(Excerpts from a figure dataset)
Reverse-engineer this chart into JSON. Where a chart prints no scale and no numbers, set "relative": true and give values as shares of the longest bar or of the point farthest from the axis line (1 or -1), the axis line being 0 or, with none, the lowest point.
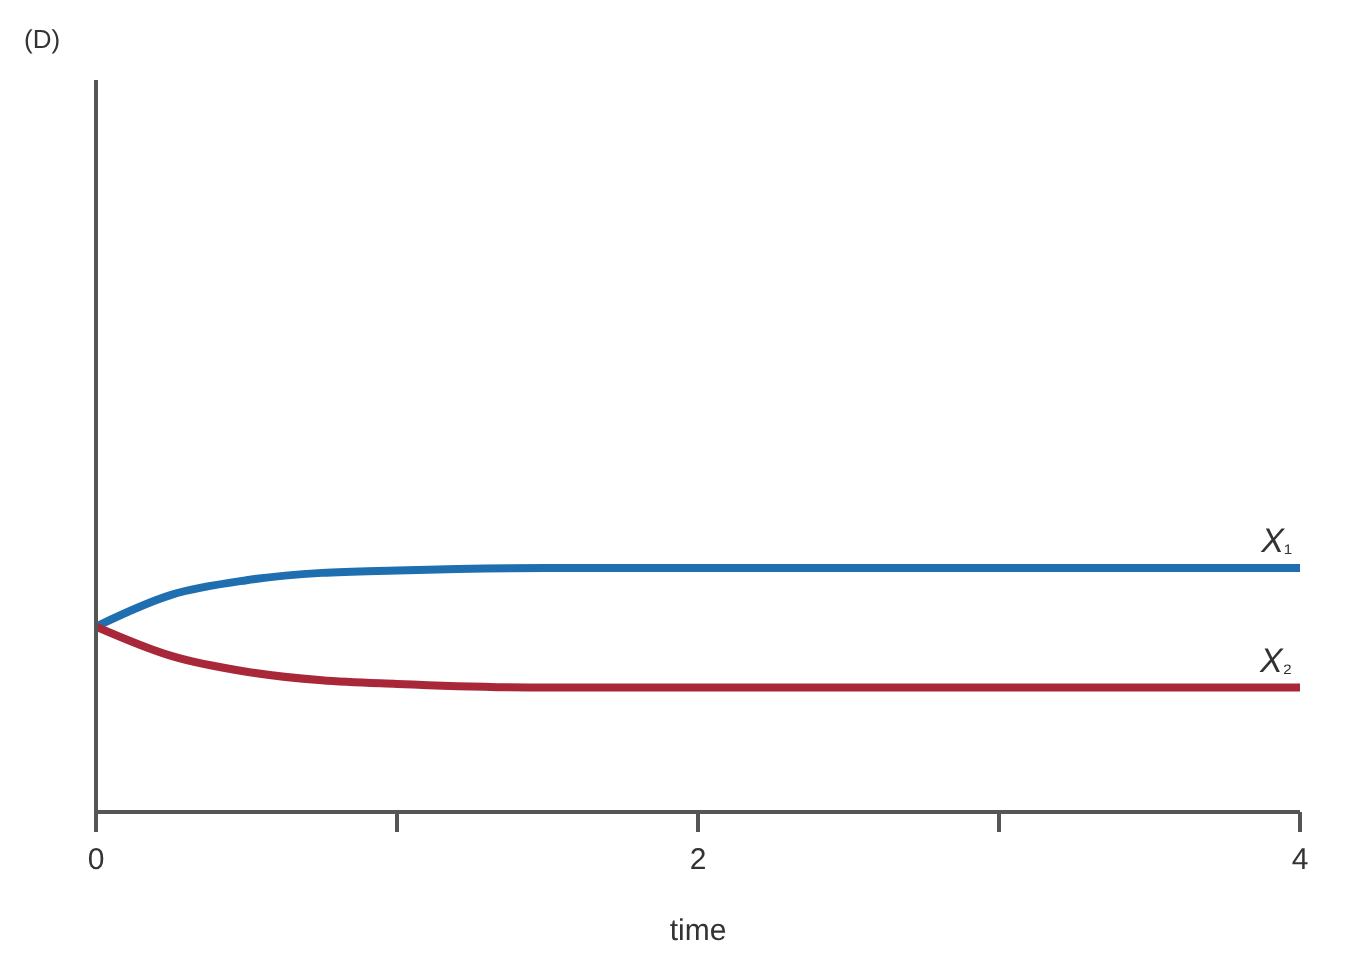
{
  "chart_data": {
    "type": "line",
    "title": "(D)",
    "xlabel": "time",
    "relative": true,
    "x": [
      0,
      0.25,
      0.5,
      0.75,
      1,
      1.5,
      2,
      3,
      4
    ],
    "series": [
      {
        "name": "X₁",
        "color": "#1f6fb0",
        "values": [
          0.76,
          0.89,
          0.95,
          0.98,
          0.99,
          1,
          1,
          1,
          1
        ]
      },
      {
        "name": "X₂",
        "color": "#a8283a",
        "values": [
          0.76,
          0.64,
          0.575,
          0.54,
          0.525,
          0.51,
          0.51,
          0.51,
          0.51
        ]
      }
    ],
    "xlim": [
      0,
      4
    ],
    "xticks": [
      0,
      {
        "value": 1,
        "label": null
      },
      2,
      {
        "value": 3,
        "label": null
      },
      4
    ],
    "grid": false,
    "legend": false,
    "marker": "none",
    "line_style": "solid"
  }
}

STATED GOAL: Each line in the records above should be reproduced exactly; images are not copied.

RESPONSE BELOW:
Reverse-engineer this chart into JSON. Where a chart prints no scale and no numbers, set "relative": true and give values as shares of the longest bar or of the point farthest from the axis line (1 or -1), the axis line being 0 or, with none, the lowest point.
{
  "chart_data": {
    "type": "line",
    "title": "(D)",
    "xlabel": "time",
    "relative": true,
    "x": [
      0,
      0.25,
      0.5,
      0.75,
      1,
      1.5,
      2,
      3,
      4
    ],
    "series": [
      {
        "name": "X₁",
        "color": "#1f6fb0",
        "values": [
          0.76,
          0.89,
          0.95,
          0.98,
          0.99,
          1,
          1,
          1,
          1
        ]
      },
      {
        "name": "X₂",
        "color": "#a8283a",
        "values": [
          0.76,
          0.64,
          0.575,
          0.54,
          0.525,
          0.51,
          0.51,
          0.51,
          0.51
        ]
      }
    ],
    "xlim": [
      0,
      4
    ],
    "xticks": [
      0,
      {
        "value": 1,
        "label": null
      },
      2,
      {
        "value": 3,
        "label": null
      },
      4
    ],
    "grid": false,
    "legend": false,
    "marker": "none",
    "line_style": "solid"
  }
}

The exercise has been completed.